INSTRUCTIONS TO FOLLOW | Note each line that includes the word "color". Copy those lines.

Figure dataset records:
--- BEGIN ---

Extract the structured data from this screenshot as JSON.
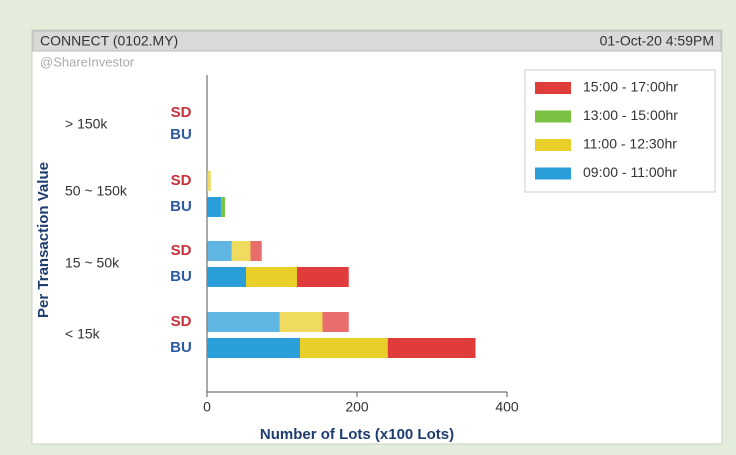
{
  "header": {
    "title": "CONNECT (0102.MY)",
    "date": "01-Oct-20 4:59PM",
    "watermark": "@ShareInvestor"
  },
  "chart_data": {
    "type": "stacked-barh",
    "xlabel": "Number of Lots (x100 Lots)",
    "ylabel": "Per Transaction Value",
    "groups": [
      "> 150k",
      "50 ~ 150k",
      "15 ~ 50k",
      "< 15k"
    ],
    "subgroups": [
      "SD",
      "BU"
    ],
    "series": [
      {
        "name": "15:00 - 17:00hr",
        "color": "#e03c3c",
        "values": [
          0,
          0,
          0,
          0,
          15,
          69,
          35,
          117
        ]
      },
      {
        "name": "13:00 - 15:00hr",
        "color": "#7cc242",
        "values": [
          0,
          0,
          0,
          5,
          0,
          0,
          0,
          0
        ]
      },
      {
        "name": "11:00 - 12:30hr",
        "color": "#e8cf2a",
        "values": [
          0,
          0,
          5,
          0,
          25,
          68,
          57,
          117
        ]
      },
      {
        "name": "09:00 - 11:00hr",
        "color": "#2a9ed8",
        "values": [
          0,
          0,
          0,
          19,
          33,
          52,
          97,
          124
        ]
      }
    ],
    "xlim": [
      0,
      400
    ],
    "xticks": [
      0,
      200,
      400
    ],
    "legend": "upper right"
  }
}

--- END ---

SOLUTION FOR THIS TASK |
        "color": "#e03c3c",
        "color": "#7cc242",
        "color": "#e8cf2a",
        "color": "#2a9ed8",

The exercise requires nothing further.